» **Instruction**: Set down all of the data that follows word for word, without the images.

» **Stored data entries**:

● ● ● ● ● ● ●

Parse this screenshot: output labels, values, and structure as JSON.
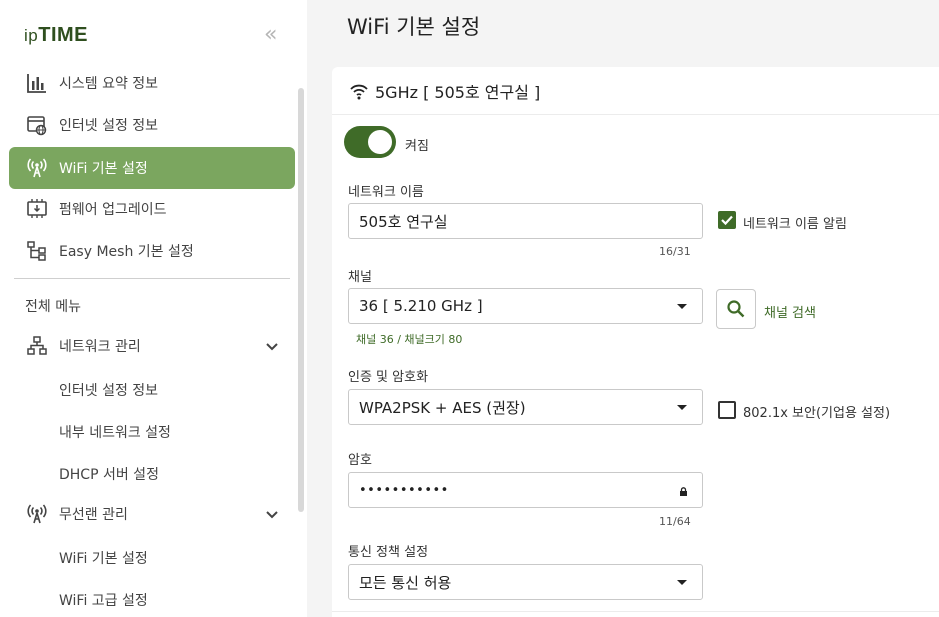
{
  "brand": {
    "logo_prefix": "ip",
    "logo_main": "TIME",
    "collapse_glyph": "«"
  },
  "sidebar": {
    "quick": [
      {
        "label": "시스템 요약 정보",
        "icon": "bar-chart-icon"
      },
      {
        "label": "인터넷 설정 정보",
        "icon": "web-settings-icon"
      },
      {
        "label": "WiFi 기본 설정",
        "icon": "wifi-antenna-icon",
        "active": true
      },
      {
        "label": "펌웨어 업그레이드",
        "icon": "firmware-chip-icon"
      },
      {
        "label": "Easy Mesh 기본 설정",
        "icon": "mesh-tree-icon"
      }
    ],
    "section_title": "전체 메뉴",
    "groups": [
      {
        "label": "네트워크 관리",
        "icon": "network-icon",
        "items": [
          "인터넷 설정 정보",
          "내부 네트워크 설정",
          "DHCP 서버 설정"
        ]
      },
      {
        "label": "무선랜 관리",
        "icon": "wifi-antenna-icon",
        "items": [
          "WiFi 기본 설정",
          "WiFi 고급 설정"
        ]
      }
    ]
  },
  "main": {
    "title": "WiFi 기본 설정",
    "card": {
      "header": "5GHz [ 505호 연구실 ]",
      "toggle": {
        "on": true,
        "label": "켜짐"
      },
      "network_name": {
        "label": "네트워크 이름",
        "value": "505호 연구실",
        "counter": "16/31",
        "broadcast_label": "네트워크 이름 알림",
        "broadcast_checked": true
      },
      "channel": {
        "label": "채널",
        "value": "36 [ 5.210 GHz ]",
        "hint": "채널 36 / 채널크기 80",
        "search_label": "채널 검색"
      },
      "auth": {
        "label": "인증 및 암호화",
        "value": "WPA2PSK + AES (권장)",
        "enterprise_label": "802.1x 보안(기업용 설정)",
        "enterprise_checked": false
      },
      "password": {
        "label": "암호",
        "value": "•••••••••••",
        "counter": "11/64"
      },
      "policy": {
        "label": "통신 정책 설정",
        "value": "모든 통신 허용"
      }
    }
  },
  "colors": {
    "accent": "#3f6b28",
    "active_bg": "#7ba65f"
  }
}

● ● ● ● ● ● ●

» **The reply**:
Parse this screenshot: output labels, values, and structure as JSON.
{
  "brand": {
    "logo_prefix": "ip",
    "logo_main": "TIME",
    "collapse_glyph": "«"
  },
  "sidebar": {
    "quick": [
      {
        "label": "시스템 요약 정보",
        "icon": "bar-chart-icon"
      },
      {
        "label": "인터넷 설정 정보",
        "icon": "web-settings-icon"
      },
      {
        "label": "WiFi 기본 설정",
        "icon": "wifi-antenna-icon",
        "active": true
      },
      {
        "label": "펌웨어 업그레이드",
        "icon": "firmware-chip-icon"
      },
      {
        "label": "Easy Mesh 기본 설정",
        "icon": "mesh-tree-icon"
      }
    ],
    "section_title": "전체 메뉴",
    "groups": [
      {
        "label": "네트워크 관리",
        "icon": "network-icon",
        "items": [
          "인터넷 설정 정보",
          "내부 네트워크 설정",
          "DHCP 서버 설정"
        ]
      },
      {
        "label": "무선랜 관리",
        "icon": "wifi-antenna-icon",
        "items": [
          "WiFi 기본 설정",
          "WiFi 고급 설정"
        ]
      }
    ]
  },
  "main": {
    "title": "WiFi 기본 설정",
    "card": {
      "header": "5GHz [ 505호 연구실 ]",
      "toggle": {
        "on": true,
        "label": "켜짐"
      },
      "network_name": {
        "label": "네트워크 이름",
        "value": "505호 연구실",
        "counter": "16/31",
        "broadcast_label": "네트워크 이름 알림",
        "broadcast_checked": true
      },
      "channel": {
        "label": "채널",
        "value": "36 [ 5.210 GHz ]",
        "hint": "채널 36 / 채널크기 80",
        "search_label": "채널 검색"
      },
      "auth": {
        "label": "인증 및 암호화",
        "value": "WPA2PSK + AES (권장)",
        "enterprise_label": "802.1x 보안(기업용 설정)",
        "enterprise_checked": false
      },
      "password": {
        "label": "암호",
        "value": "•••••••••••",
        "counter": "11/64"
      },
      "policy": {
        "label": "통신 정책 설정",
        "value": "모든 통신 허용"
      }
    }
  },
  "colors": {
    "accent": "#3f6b28",
    "active_bg": "#7ba65f"
  }
}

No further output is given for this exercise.